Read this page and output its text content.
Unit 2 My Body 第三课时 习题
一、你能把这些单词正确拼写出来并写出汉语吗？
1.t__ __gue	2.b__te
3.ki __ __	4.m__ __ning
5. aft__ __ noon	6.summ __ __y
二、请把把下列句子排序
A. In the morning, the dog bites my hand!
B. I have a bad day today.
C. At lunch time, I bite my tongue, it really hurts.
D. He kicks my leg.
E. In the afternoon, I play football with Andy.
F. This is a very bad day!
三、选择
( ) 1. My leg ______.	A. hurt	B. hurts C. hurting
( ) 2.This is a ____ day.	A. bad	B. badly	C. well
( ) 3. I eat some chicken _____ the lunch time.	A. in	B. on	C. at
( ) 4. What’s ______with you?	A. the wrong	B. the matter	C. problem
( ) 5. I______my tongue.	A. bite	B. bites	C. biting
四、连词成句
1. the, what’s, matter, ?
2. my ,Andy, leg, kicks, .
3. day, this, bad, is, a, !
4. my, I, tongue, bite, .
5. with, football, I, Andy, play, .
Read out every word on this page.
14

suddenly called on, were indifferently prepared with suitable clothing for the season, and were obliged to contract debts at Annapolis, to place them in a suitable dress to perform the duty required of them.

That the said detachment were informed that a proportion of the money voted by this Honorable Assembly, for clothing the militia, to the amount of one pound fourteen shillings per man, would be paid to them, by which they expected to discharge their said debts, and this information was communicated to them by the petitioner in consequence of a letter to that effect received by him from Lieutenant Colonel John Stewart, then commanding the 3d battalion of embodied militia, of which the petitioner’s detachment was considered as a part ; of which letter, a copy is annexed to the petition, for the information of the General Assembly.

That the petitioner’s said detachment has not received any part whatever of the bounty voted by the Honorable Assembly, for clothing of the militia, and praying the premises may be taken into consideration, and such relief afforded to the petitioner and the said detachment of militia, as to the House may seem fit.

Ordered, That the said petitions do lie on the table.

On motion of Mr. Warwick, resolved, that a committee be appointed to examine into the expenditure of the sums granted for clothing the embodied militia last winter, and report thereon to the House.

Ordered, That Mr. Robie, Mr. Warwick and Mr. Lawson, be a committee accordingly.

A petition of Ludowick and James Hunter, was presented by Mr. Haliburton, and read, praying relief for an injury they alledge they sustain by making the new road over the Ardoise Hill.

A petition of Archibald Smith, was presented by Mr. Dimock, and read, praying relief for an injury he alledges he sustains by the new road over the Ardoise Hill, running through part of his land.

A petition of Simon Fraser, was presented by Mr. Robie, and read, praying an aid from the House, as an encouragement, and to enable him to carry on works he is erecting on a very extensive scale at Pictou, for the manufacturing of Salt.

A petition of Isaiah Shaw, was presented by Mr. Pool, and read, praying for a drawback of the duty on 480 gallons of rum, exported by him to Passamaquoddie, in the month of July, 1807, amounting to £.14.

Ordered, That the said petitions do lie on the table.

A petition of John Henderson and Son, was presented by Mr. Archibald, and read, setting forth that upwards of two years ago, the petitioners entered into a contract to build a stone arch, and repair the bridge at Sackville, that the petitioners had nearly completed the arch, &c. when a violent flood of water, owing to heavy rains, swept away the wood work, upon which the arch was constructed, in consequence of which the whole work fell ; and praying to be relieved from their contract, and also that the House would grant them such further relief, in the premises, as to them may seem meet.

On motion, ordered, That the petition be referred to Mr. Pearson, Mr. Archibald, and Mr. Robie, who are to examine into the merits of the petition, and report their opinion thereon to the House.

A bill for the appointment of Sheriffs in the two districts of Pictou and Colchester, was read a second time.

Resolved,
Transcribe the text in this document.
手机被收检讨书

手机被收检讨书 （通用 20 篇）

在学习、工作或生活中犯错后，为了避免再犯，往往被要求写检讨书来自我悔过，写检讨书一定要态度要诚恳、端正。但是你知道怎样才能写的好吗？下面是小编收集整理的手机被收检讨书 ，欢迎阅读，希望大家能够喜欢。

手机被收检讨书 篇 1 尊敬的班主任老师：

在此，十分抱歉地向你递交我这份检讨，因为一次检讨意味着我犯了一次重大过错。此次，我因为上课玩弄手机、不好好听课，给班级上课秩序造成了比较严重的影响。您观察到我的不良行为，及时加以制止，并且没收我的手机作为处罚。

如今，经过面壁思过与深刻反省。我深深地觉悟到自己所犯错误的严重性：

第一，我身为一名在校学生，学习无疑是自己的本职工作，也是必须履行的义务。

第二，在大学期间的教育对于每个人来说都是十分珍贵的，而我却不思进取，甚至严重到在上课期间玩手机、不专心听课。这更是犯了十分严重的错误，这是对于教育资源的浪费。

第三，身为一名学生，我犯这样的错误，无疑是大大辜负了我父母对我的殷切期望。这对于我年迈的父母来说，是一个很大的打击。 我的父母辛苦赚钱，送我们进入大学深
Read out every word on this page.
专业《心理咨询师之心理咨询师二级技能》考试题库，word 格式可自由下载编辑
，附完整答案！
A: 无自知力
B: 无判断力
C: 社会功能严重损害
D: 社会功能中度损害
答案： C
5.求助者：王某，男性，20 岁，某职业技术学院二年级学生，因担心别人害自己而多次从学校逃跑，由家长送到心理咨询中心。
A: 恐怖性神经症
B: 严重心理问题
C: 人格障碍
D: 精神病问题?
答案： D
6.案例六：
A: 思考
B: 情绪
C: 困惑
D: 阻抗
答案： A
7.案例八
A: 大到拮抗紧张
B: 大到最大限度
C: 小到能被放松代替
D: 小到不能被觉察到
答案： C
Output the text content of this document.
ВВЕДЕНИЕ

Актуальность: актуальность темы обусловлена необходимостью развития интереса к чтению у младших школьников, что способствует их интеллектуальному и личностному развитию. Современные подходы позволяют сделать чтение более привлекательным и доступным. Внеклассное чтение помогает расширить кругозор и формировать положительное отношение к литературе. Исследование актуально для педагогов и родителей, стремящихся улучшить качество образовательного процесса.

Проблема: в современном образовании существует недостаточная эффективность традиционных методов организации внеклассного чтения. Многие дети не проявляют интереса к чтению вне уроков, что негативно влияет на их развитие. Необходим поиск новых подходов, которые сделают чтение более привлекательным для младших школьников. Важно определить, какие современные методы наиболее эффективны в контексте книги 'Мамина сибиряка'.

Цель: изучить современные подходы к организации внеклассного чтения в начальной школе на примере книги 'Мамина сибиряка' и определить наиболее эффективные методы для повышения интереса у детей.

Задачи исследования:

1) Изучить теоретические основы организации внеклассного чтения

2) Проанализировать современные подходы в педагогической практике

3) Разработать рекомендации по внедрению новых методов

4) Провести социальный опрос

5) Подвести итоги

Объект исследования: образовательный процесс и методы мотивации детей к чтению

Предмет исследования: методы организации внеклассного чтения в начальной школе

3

━━━

Type out the material again exactly as presented.

Read this page and output its text content.
Unit 2 My Body 第三课时 习题
一、你能把这些单词正确拼写出来并写出汉语吗？
1.t__ __gue	2.b__te
3.ki __ __	4.m__ __ning
5. aft__ __ noon	6.summ __ __y
二、请把把下列句子排序
A. In the morning, the dog bites my hand!
B. I have a bad day today.
C. At lunch time, I bite my tongue, it really hurts.
D. He kicks my leg.
E. In the afternoon, I play football with Andy.
F. This is a very bad day!
三、选择
( ) 1. My leg ______.	A. hurt	B. hurts C. hurting
( ) 2.This is a ____ day.	A. bad	B. badly	C. well
( ) 3. I eat some chicken _____ the lunch time.	A. in	B. on	C. at
( ) 4. What’s ______with you?	A. the wrong	B. the matter	C. problem
( ) 5. I______my tongue.	A. bite	B. bites	C. biting
四、连词成句
1. the, what’s, matter, ?
2. my ,Andy, leg, kicks, .
3. day, this, bad, is, a, !
4. my, I, tongue, bite, .
5. with, football, I, Andy, play, .
Read out every word on this page.
14

suddenly called on, were indifferently prepared with suitable clothing for the season, and were obliged to contract debts at Annapolis, to place them in a suitable dress to perform the duty required of them.

That the said detachment were informed that a proportion of the money voted by this Honorable Assembly, for clothing the militia, to the amount of one pound fourteen shillings per man, would be paid to them, by which they expected to discharge their said debts, and this information was communicated to them by the petitioner in consequence of a letter to that effect received by him from Lieutenant Colonel John Stewart, then commanding the 3d battalion of embodied militia, of which the petitioner’s detachment was considered as a part ; of which letter, a copy is annexed to the petition, for the information of the General Assembly.

That the petitioner’s said detachment has not received any part whatever of the bounty voted by the Honorable Assembly, for clothing of the militia, and praying the premises may be taken into consideration, and such relief afforded to the petitioner and the said detachment of militia, as to the House may seem fit.

Ordered, That the said petitions do lie on the table.

On motion of Mr. Warwick, resolved, that a committee be appointed to examine into the expenditure of the sums granted for clothing the embodied militia last winter, and report thereon to the House.

Ordered, That Mr. Robie, Mr. Warwick and Mr. Lawson, be a committee accordingly.

A petition of Ludowick and James Hunter, was presented by Mr. Haliburton, and read, praying relief for an injury they alledge they sustain by making the new road over the Ardoise Hill.

A petition of Archibald Smith, was presented by Mr. Dimock, and read, praying relief for an injury he alledges he sustains by the new road over the Ardoise Hill, running through part of his land.

A petition of Simon Fraser, was presented by Mr. Robie, and read, praying an aid from the House, as an encouragement, and to enable him to carry on works he is erecting on a very extensive scale at Pictou, for the manufacturing of Salt.

A petition of Isaiah Shaw, was presented by Mr. Pool, and read, praying for a drawback of the duty on 480 gallons of rum, exported by him to Passamaquoddie, in the month of July, 1807, amounting to £.14.

Ordered, That the said petitions do lie on the table.

A petition of John Henderson and Son, was presented by Mr. Archibald, and read, setting forth that upwards of two years ago, the petitioners entered into a contract to build a stone arch, and repair the bridge at Sackville, that the petitioners had nearly completed the arch, &c. when a violent flood of water, owing to heavy rains, swept away the wood work, upon which the arch was constructed, in consequence of which the whole work fell ; and praying to be relieved from their contract, and also that the House would grant them such further relief, in the premises, as to them may seem meet.

On motion, ordered, That the petition be referred to Mr. Pearson, Mr. Archibald, and Mr. Robie, who are to examine into the merits of the petition, and report their opinion thereon to the House.

A bill for the appointment of Sheriffs in the two districts of Pictou and Colchester, was read a second time.

Resolved,
Transcribe the text in this document.
手机被收检讨书

手机被收检讨书 （通用 20 篇）

在学习、工作或生活中犯错后，为了避免再犯，往往被要求写检讨书来自我悔过，写检讨书一定要态度要诚恳、端正。但是你知道怎样才能写的好吗？下面是小编收集整理的手机被收检讨书 ，欢迎阅读，希望大家能够喜欢。

手机被收检讨书 篇 1 尊敬的班主任老师：

在此，十分抱歉地向你递交我这份检讨，因为一次检讨意味着我犯了一次重大过错。此次，我因为上课玩弄手机、不好好听课，给班级上课秩序造成了比较严重的影响。您观察到我的不良行为，及时加以制止，并且没收我的手机作为处罚。

如今，经过面壁思过与深刻反省。我深深地觉悟到自己所犯错误的严重性：

第一，我身为一名在校学生，学习无疑是自己的本职工作，也是必须履行的义务。

第二，在大学期间的教育对于每个人来说都是十分珍贵的，而我却不思进取，甚至严重到在上课期间玩手机、不专心听课。这更是犯了十分严重的错误，这是对于教育资源的浪费。

第三，身为一名学生，我犯这样的错误，无疑是大大辜负了我父母对我的殷切期望。这对于我年迈的父母来说，是一个很大的打击。 我的父母辛苦赚钱，送我们进入大学深
Read out every word on this page.
专业《心理咨询师之心理咨询师二级技能》考试题库，word 格式可自由下载编辑
，附完整答案！
A: 无自知力
B: 无判断力
C: 社会功能严重损害
D: 社会功能中度损害
答案： C
5.求助者：王某，男性，20 岁，某职业技术学院二年级学生，因担心别人害自己而多次从学校逃跑，由家长送到心理咨询中心。
A: 恐怖性神经症
B: 严重心理问题
C: 人格障碍
D: 精神病问题?
答案： D
6.案例六：
A: 思考
B: 情绪
C: 困惑
D: 阻抗
答案： A
7.案例八
A: 大到拮抗紧张
B: 大到最大限度
C: 小到能被放松代替
D: 小到不能被觉察到
答案： C
Output the text content of this document.
ВВЕДЕНИЕ

Актуальность: актуальность темы обусловлена необходимостью развития интереса к чтению у младших школьников, что способствует их интеллектуальному и личностному развитию. Современные подходы позволяют сделать чтение более привлекательным и доступным. Внеклассное чтение помогает расширить кругозор и формировать положительное отношение к литературе. Исследование актуально для педагогов и родителей, стремящихся улучшить качество образовательного процесса.

Проблема: в современном образовании существует недостаточная эффективность традиционных методов организации внеклассного чтения. Многие дети не проявляют интереса к чтению вне уроков, что негативно влияет на их развитие. Необходим поиск новых подходов, которые сделают чтение более привлекательным для младших школьников. Важно определить, какие современные методы наиболее эффективны в контексте книги 'Мамина сибиряка'.

Цель: изучить современные подходы к организации внеклассного чтения в начальной школе на примере книги 'Мамина сибиряка' и определить наиболее эффективные методы для повышения интереса у детей.

Задачи исследования:

1) Изучить теоретические основы организации внеклассного чтения

2) Проанализировать современные подходы в педагогической практике

3) Разработать рекомендации по внедрению новых методов

4) Провести социальный опрос

5) Подвести итоги

Объект исследования: образовательный процесс и методы мотивации детей к чтению

Предмет исследования: методы организации внеклассного чтения в начальной школе

3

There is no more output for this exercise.